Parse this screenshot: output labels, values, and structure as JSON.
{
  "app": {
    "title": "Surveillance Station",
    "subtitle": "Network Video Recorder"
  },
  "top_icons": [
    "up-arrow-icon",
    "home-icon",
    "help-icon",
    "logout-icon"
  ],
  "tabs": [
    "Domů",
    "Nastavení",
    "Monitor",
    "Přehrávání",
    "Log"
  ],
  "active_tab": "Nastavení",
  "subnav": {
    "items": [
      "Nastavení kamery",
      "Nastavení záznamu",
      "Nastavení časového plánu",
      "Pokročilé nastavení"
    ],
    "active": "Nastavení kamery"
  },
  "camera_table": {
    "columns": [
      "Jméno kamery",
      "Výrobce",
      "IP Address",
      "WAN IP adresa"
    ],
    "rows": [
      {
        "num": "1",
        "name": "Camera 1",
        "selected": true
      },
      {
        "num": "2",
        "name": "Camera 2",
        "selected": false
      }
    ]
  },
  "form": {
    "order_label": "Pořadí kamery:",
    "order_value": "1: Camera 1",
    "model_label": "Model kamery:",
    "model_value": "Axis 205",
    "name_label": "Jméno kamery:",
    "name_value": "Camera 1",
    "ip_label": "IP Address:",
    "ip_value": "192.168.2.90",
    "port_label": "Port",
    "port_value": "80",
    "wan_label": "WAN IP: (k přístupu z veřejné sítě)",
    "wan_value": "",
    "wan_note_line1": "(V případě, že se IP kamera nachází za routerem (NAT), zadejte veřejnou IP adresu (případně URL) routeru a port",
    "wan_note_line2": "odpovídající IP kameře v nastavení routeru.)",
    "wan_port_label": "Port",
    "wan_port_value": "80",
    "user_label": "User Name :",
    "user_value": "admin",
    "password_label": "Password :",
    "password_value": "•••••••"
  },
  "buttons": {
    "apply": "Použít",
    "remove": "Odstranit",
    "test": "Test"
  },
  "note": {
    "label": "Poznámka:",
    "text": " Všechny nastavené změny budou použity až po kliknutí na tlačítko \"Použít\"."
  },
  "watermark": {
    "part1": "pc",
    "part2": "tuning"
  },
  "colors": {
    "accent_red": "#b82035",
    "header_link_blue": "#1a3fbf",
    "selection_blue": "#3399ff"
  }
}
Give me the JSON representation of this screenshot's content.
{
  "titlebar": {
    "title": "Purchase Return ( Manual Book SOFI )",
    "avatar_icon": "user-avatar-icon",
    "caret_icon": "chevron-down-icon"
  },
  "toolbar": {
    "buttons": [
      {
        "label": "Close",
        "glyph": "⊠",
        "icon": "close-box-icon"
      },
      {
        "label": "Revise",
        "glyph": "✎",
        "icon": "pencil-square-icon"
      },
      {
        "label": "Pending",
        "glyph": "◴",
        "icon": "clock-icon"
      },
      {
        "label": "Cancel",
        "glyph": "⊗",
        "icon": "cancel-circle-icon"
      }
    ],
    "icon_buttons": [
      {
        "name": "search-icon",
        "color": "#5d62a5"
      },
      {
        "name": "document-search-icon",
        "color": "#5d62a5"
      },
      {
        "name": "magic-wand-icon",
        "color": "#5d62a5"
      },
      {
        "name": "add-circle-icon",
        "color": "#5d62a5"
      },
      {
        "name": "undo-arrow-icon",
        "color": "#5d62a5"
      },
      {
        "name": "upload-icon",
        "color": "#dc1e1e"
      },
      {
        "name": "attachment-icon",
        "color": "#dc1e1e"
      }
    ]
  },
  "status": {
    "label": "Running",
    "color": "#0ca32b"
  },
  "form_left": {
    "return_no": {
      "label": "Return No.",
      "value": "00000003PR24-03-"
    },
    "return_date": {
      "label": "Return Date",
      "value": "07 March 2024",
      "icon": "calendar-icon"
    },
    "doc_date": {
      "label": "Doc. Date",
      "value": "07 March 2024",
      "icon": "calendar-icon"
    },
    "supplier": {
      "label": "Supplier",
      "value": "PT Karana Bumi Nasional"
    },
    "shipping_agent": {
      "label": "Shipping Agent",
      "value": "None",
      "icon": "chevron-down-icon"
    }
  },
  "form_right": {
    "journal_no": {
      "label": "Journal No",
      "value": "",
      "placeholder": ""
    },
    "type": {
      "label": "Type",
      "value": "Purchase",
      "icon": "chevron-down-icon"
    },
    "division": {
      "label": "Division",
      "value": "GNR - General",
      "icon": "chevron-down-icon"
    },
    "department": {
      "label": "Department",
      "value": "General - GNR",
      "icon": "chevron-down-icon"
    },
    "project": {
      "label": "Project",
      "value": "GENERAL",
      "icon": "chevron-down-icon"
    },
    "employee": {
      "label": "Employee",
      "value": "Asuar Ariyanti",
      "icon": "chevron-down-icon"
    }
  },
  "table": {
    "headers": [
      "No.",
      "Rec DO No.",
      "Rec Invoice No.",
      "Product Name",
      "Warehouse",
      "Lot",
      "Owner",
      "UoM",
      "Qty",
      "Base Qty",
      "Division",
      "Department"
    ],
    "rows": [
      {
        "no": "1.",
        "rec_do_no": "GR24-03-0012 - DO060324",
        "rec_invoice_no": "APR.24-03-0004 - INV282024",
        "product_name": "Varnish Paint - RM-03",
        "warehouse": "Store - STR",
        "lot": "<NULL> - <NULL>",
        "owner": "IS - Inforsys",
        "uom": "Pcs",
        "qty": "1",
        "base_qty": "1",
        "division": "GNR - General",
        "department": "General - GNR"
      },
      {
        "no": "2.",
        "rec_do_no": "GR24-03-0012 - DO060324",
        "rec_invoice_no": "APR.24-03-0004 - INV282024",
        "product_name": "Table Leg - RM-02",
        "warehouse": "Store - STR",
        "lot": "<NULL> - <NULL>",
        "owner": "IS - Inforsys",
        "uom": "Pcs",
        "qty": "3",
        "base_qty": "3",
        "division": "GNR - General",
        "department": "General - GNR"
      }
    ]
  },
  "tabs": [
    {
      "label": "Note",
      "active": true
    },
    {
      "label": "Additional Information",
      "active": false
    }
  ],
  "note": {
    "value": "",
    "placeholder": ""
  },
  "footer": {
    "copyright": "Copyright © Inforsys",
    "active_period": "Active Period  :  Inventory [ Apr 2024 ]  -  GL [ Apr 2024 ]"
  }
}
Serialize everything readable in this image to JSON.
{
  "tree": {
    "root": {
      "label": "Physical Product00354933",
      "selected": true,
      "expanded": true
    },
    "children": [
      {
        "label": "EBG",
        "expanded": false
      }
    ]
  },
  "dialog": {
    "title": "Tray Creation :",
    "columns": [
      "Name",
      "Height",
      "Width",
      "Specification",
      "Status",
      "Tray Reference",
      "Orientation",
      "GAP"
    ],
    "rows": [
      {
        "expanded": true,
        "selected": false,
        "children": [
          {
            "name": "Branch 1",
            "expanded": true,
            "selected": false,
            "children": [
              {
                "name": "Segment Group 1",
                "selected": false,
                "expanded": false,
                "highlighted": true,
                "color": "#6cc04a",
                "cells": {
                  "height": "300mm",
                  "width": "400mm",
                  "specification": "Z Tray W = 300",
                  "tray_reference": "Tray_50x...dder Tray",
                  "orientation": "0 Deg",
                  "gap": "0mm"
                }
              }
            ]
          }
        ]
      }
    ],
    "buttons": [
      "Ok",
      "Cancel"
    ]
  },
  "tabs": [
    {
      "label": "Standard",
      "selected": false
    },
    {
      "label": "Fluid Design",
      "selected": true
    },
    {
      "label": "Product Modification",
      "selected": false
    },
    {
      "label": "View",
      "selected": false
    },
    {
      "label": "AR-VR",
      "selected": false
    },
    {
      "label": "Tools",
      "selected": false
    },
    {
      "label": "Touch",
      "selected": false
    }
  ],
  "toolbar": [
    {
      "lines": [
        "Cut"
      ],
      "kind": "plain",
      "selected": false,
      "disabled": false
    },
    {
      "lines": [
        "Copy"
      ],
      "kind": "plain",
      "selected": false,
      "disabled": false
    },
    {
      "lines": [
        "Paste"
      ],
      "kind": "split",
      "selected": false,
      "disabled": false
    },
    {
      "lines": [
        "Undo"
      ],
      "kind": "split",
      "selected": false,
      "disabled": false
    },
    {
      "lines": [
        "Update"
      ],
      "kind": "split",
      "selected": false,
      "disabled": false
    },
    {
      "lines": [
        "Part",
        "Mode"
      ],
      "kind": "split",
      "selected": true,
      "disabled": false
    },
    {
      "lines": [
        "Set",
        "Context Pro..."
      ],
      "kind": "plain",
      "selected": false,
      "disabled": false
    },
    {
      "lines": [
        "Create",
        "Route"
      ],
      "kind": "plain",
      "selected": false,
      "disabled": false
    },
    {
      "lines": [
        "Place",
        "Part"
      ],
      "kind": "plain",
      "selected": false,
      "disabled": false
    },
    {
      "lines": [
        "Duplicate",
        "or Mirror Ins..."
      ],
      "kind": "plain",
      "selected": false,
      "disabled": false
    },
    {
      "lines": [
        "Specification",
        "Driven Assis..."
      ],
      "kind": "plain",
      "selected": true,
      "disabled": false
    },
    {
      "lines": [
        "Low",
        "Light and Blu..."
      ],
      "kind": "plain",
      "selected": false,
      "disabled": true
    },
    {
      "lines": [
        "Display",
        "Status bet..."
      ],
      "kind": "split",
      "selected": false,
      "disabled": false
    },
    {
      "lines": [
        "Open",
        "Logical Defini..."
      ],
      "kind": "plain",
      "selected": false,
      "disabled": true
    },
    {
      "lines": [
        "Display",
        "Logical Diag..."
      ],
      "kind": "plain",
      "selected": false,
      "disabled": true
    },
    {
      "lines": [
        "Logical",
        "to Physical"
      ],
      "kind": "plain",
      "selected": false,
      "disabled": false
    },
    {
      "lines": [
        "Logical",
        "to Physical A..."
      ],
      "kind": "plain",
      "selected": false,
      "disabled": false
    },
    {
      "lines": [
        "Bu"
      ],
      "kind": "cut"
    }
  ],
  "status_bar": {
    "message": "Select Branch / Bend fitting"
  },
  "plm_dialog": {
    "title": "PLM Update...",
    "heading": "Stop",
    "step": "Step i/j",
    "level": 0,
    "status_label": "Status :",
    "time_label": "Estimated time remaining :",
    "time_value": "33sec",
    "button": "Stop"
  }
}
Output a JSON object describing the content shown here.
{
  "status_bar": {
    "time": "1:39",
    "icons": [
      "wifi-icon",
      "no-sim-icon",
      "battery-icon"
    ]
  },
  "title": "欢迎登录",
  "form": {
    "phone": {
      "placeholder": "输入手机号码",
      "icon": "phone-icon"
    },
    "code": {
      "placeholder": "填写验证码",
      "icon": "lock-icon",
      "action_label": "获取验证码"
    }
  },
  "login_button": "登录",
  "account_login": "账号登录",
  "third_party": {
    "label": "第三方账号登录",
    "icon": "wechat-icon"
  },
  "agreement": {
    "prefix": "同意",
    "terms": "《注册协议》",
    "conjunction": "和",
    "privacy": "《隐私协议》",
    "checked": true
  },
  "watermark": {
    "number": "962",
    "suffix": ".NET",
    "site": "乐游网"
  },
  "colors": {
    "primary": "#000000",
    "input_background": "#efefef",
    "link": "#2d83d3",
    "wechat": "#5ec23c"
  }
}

● ● ●

● Exercise:
Write out again, unchanged, every line from the line containing "Output a JSON" to the final line of the material above.

● Exercise answer:
Output a JSON object describing the content shown here.
{
  "status_bar": {
    "time": "1:39",
    "icons": [
      "wifi-icon",
      "no-sim-icon",
      "battery-icon"
    ]
  },
  "title": "欢迎登录",
  "form": {
    "phone": {
      "placeholder": "输入手机号码",
      "icon": "phone-icon"
    },
    "code": {
      "placeholder": "填写验证码",
      "icon": "lock-icon",
      "action_label": "获取验证码"
    }
  },
  "login_button": "登录",
  "account_login": "账号登录",
  "third_party": {
    "label": "第三方账号登录",
    "icon": "wechat-icon"
  },
  "agreement": {
    "prefix": "同意",
    "terms": "《注册协议》",
    "conjunction": "和",
    "privacy": "《隐私协议》",
    "checked": true
  },
  "watermark": {
    "number": "962",
    "suffix": ".NET",
    "site": "乐游网"
  },
  "colors": {
    "primary": "#000000",
    "input_background": "#efefef",
    "link": "#2d83d3",
    "wechat": "#5ec23c"
  }
}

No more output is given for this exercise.